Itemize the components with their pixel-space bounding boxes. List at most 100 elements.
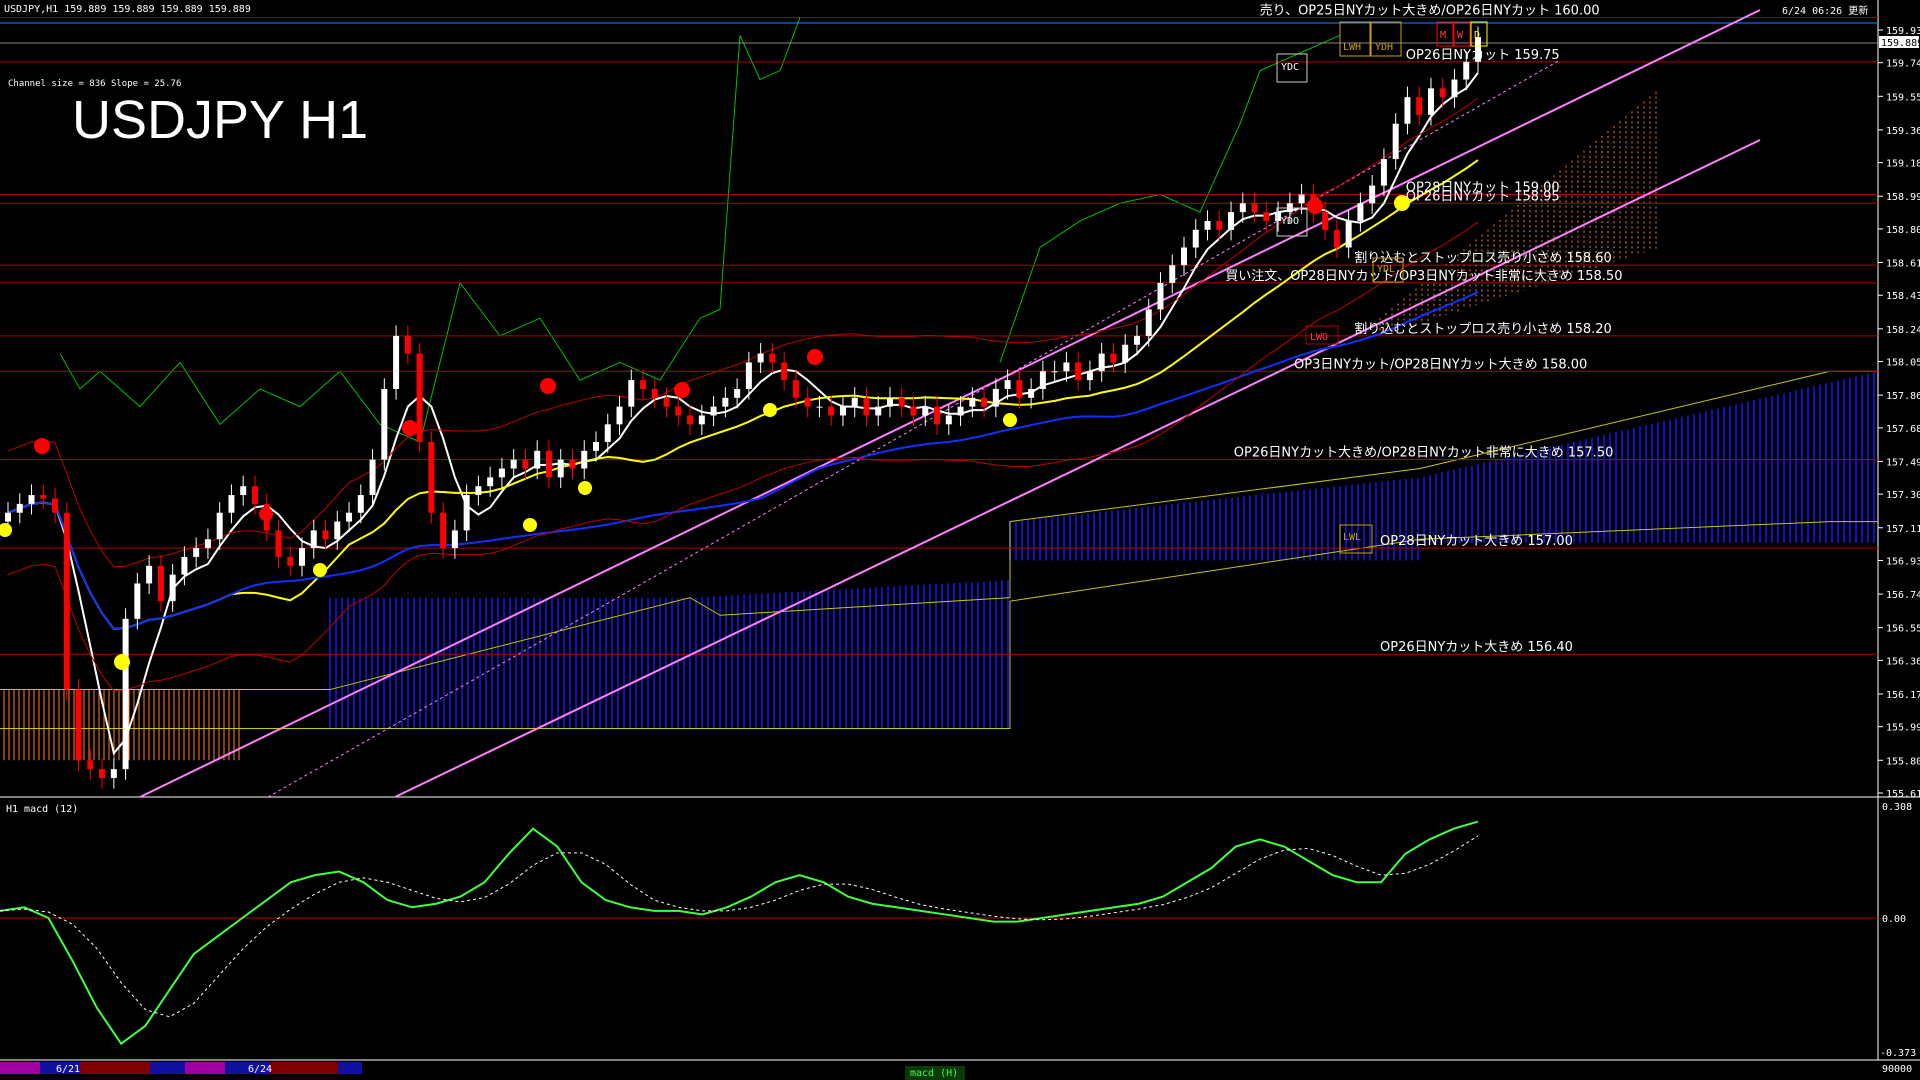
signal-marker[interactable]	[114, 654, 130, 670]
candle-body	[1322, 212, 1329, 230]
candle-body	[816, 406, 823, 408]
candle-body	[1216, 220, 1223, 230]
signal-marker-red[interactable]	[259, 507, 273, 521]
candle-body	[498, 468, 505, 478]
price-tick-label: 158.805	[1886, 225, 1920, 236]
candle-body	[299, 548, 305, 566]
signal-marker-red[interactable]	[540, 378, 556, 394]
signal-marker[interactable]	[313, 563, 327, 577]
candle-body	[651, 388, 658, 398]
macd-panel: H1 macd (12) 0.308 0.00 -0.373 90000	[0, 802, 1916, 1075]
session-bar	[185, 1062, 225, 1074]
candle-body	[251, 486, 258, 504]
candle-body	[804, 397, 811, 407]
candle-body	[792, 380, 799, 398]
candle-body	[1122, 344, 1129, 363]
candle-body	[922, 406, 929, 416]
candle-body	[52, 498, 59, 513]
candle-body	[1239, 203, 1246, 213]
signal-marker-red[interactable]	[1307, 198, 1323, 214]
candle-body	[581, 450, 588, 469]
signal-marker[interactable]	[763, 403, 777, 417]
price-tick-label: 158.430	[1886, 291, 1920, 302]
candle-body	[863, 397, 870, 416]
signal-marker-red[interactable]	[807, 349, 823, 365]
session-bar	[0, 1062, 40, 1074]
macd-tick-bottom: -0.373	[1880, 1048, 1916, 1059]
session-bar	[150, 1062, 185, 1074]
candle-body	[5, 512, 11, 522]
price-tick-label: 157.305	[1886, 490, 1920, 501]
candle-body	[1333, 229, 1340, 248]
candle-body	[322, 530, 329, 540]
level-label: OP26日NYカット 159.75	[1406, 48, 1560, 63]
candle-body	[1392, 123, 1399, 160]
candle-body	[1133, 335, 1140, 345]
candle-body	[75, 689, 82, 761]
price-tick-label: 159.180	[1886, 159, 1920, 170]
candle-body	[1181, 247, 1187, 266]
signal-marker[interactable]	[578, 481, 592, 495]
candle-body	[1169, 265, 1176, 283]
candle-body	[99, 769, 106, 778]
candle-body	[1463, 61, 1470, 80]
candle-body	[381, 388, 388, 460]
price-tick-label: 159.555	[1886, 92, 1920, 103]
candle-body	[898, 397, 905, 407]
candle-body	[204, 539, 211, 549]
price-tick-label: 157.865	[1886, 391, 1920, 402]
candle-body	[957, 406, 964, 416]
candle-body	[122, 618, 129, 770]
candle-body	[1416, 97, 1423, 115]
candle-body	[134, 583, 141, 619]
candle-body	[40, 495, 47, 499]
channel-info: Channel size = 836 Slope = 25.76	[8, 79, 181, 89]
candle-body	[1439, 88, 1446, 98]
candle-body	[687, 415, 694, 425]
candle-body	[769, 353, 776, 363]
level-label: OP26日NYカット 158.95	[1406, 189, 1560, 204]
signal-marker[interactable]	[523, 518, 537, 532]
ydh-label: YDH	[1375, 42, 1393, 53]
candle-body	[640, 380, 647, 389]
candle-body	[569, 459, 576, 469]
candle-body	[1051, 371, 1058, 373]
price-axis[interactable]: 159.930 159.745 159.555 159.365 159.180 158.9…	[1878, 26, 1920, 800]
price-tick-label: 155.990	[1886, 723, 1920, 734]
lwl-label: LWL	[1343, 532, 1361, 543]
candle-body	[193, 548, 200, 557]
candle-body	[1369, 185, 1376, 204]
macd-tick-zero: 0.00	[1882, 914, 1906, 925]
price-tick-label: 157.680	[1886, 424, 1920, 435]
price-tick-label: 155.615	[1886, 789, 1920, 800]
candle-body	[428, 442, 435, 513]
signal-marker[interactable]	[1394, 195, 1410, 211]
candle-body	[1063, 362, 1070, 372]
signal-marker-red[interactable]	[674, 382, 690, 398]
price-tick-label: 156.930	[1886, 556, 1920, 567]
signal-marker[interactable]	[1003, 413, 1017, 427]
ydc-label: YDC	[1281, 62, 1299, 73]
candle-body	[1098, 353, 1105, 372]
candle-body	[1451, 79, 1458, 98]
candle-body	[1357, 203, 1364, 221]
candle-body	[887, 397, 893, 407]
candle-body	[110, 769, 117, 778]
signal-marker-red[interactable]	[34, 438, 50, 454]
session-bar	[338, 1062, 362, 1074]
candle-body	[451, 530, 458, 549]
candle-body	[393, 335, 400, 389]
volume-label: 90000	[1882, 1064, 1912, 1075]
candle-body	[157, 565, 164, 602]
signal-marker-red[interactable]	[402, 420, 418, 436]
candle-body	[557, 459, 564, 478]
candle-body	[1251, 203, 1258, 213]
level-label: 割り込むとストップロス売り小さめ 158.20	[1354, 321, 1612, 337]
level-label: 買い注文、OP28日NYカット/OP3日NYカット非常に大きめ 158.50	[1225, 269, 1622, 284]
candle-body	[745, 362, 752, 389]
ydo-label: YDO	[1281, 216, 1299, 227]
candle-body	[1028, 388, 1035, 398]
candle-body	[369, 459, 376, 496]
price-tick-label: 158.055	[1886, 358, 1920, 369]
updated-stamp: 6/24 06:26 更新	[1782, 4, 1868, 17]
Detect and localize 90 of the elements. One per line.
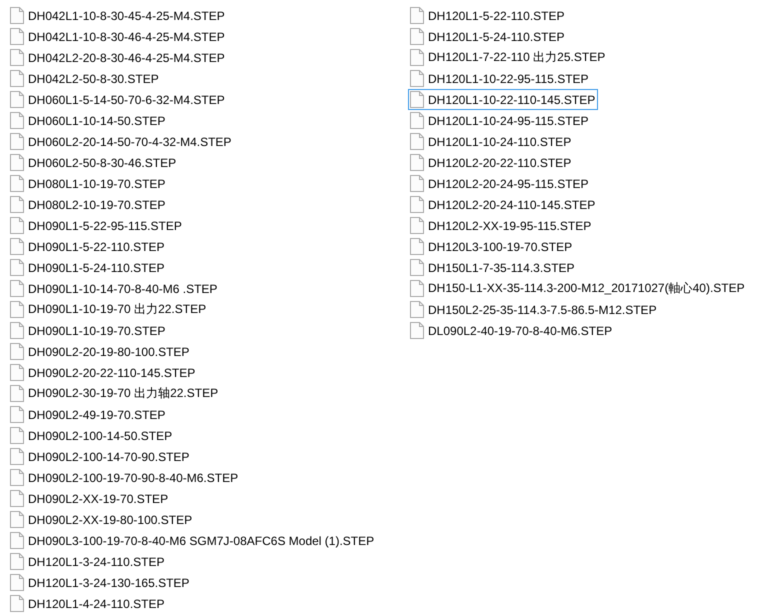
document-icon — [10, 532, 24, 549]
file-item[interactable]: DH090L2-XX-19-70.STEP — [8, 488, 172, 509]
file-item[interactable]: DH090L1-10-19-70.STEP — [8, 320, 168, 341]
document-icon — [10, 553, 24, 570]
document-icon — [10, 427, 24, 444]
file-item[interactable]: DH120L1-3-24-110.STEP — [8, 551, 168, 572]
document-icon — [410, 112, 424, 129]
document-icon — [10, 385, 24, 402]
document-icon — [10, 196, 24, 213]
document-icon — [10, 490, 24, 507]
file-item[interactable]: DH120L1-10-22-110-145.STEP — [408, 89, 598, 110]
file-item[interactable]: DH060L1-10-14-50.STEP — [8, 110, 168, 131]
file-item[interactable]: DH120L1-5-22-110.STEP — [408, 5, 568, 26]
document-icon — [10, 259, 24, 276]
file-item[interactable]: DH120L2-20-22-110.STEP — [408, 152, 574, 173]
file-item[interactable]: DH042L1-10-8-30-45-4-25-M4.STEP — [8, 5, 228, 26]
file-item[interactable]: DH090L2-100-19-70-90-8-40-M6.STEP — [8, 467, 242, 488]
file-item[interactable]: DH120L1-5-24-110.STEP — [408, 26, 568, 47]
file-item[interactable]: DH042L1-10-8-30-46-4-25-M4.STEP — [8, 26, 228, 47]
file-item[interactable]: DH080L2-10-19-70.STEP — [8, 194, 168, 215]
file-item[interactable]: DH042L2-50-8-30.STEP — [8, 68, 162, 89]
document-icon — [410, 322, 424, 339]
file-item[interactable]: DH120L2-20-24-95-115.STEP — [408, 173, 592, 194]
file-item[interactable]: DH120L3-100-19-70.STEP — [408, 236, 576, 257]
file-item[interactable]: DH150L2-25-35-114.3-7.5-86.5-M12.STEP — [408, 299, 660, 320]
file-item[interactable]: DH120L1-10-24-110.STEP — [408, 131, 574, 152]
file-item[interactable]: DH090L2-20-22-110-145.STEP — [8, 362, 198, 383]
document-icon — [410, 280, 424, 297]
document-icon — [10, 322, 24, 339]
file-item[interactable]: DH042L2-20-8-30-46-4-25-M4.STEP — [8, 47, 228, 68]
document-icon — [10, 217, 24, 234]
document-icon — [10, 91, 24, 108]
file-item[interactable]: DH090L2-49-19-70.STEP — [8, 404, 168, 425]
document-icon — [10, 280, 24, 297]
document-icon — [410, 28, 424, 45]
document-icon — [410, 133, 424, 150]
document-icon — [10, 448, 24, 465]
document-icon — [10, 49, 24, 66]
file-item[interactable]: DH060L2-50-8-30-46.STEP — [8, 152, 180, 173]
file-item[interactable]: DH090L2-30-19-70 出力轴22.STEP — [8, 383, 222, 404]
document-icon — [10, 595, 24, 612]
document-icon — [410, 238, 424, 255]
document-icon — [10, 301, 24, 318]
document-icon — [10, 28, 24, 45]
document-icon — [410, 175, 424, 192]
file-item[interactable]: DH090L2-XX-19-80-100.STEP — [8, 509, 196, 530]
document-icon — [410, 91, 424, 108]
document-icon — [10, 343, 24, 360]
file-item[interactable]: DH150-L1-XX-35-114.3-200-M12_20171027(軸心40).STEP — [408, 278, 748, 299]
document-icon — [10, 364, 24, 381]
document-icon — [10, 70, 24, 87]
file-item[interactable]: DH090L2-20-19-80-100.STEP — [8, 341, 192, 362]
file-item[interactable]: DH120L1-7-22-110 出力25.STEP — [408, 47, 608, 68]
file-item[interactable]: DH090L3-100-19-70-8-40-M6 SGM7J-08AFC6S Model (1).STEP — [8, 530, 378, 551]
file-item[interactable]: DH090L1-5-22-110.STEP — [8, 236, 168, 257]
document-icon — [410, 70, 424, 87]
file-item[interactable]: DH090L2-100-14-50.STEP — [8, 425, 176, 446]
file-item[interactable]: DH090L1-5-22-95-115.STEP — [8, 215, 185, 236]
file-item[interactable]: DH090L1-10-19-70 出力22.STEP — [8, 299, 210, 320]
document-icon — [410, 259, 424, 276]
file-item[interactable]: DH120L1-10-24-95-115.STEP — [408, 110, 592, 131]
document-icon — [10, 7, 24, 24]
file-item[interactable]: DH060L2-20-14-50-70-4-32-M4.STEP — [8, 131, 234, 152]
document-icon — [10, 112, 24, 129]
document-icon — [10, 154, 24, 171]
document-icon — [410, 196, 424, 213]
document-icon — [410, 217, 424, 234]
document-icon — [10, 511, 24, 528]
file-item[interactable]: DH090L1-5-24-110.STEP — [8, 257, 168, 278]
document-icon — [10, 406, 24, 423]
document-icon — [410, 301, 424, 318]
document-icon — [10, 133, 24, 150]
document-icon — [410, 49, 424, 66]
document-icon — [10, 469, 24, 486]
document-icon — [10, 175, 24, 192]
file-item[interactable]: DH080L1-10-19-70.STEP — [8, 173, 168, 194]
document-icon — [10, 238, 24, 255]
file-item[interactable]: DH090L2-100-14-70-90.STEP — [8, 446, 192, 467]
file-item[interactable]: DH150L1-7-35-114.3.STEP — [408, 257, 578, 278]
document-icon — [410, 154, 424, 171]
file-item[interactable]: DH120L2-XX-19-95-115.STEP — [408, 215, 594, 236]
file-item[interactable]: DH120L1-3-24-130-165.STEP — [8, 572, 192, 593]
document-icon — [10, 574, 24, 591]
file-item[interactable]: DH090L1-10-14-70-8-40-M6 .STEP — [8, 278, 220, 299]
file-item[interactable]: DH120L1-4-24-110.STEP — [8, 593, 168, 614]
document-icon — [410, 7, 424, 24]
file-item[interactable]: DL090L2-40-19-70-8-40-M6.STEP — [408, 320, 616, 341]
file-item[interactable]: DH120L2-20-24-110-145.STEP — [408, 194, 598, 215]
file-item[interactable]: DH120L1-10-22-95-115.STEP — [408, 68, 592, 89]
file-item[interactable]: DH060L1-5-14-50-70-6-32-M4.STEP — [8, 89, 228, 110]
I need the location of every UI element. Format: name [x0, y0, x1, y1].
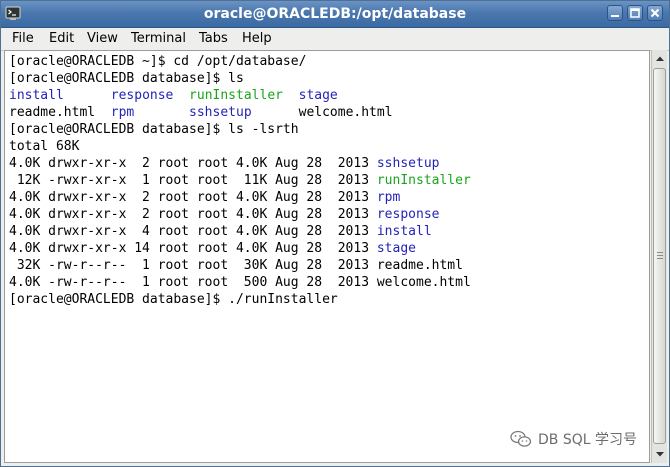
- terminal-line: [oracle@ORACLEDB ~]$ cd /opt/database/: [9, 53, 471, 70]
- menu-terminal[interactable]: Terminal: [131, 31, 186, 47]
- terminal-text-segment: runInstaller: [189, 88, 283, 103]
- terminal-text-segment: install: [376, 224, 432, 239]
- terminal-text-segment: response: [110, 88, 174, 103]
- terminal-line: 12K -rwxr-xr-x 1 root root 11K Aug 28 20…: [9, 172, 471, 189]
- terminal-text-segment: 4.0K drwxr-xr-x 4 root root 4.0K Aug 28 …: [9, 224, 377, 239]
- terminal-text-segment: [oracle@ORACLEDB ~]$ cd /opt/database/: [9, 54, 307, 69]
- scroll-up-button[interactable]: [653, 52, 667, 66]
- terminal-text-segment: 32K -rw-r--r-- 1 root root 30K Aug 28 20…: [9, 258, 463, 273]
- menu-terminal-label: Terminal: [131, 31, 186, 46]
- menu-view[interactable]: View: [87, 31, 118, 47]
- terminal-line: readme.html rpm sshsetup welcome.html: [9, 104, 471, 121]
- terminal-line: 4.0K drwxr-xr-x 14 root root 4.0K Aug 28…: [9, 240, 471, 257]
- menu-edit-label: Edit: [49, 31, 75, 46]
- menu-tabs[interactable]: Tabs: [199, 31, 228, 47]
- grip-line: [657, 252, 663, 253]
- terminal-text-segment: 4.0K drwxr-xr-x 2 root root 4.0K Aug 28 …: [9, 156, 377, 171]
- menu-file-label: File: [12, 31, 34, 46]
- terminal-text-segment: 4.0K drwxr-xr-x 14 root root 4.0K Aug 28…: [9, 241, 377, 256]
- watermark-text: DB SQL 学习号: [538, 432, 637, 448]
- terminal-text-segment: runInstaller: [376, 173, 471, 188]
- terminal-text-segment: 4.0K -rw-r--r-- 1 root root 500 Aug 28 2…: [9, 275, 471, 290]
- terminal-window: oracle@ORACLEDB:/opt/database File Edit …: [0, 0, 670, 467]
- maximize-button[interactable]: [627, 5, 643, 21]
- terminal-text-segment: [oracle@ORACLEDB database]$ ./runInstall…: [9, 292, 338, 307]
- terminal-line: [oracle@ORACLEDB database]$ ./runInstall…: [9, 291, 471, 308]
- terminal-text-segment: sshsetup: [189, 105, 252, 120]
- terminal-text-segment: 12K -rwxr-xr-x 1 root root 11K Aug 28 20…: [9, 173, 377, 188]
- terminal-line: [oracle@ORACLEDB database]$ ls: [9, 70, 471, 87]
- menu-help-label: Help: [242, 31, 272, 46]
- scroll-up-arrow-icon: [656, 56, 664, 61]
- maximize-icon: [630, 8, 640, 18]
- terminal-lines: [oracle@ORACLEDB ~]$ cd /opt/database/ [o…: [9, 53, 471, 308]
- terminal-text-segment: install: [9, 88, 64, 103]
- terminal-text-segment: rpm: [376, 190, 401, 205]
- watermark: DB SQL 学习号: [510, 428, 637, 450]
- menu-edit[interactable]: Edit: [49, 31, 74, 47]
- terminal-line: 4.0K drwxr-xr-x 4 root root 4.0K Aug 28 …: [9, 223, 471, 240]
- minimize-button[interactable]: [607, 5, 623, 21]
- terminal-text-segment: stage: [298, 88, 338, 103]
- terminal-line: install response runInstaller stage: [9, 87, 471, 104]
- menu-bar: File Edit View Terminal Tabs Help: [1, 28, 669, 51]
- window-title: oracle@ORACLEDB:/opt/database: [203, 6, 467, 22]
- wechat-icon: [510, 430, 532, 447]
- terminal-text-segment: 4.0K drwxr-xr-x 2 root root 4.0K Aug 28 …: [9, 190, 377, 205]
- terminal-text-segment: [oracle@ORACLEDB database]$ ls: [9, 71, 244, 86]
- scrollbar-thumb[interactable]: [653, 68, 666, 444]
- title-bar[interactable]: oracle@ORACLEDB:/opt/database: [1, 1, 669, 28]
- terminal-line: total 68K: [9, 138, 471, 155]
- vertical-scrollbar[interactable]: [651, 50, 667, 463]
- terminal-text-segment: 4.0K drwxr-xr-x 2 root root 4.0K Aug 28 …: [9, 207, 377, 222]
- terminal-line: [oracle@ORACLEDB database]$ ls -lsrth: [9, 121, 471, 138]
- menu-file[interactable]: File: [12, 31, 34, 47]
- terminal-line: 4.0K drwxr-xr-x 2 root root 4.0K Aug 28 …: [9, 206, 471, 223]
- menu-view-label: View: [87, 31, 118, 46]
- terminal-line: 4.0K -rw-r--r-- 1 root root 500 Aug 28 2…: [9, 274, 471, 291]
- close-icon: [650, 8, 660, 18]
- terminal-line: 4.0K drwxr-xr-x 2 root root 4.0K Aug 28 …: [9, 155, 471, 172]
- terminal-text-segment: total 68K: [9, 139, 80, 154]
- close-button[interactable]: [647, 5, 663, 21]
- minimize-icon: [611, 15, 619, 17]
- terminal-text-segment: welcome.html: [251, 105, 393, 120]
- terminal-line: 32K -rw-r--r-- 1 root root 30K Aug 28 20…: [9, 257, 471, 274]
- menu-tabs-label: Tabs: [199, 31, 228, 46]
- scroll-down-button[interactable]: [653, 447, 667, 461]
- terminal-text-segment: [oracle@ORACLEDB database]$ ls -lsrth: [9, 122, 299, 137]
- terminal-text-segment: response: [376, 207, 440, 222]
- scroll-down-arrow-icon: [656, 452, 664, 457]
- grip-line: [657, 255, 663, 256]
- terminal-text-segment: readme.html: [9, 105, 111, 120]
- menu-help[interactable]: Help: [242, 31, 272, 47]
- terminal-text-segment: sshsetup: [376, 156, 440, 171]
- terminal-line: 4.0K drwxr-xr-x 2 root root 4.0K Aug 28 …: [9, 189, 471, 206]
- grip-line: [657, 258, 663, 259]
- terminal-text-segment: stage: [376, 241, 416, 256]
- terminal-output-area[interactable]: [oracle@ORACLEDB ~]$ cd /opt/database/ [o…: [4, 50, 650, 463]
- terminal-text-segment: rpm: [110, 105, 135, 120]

----

## WRITTEN PROBLEM
Update the entries from the line with "654, 130, 670]" up to and including the line with "486, 258, 504]", replacing "candle-body" with "candle-bar" and leaving everything else unchanged. Give only those lines.

## ANSWER TO THIS PROBLEM
signal-marker[interactable]	[114, 654, 130, 670]
candle-bar	[1322, 212, 1329, 230]
candle-bar	[816, 406, 823, 408]
candle-bar	[1216, 220, 1223, 230]
signal-marker-red[interactable]	[259, 507, 273, 521]
candle-bar	[498, 468, 505, 478]
price-tick-label: 158.805	[1886, 225, 1920, 236]
candle-bar	[299, 548, 305, 566]
signal-marker-red[interactable]	[540, 378, 556, 394]
signal-marker[interactable]	[313, 563, 327, 577]
candle-bar	[651, 388, 658, 398]
macd-panel: H1 macd (12) 0.308 0.00 -0.373 90000	[0, 802, 1916, 1075]
session-bar	[185, 1062, 225, 1074]
candle-bar	[251, 486, 258, 504]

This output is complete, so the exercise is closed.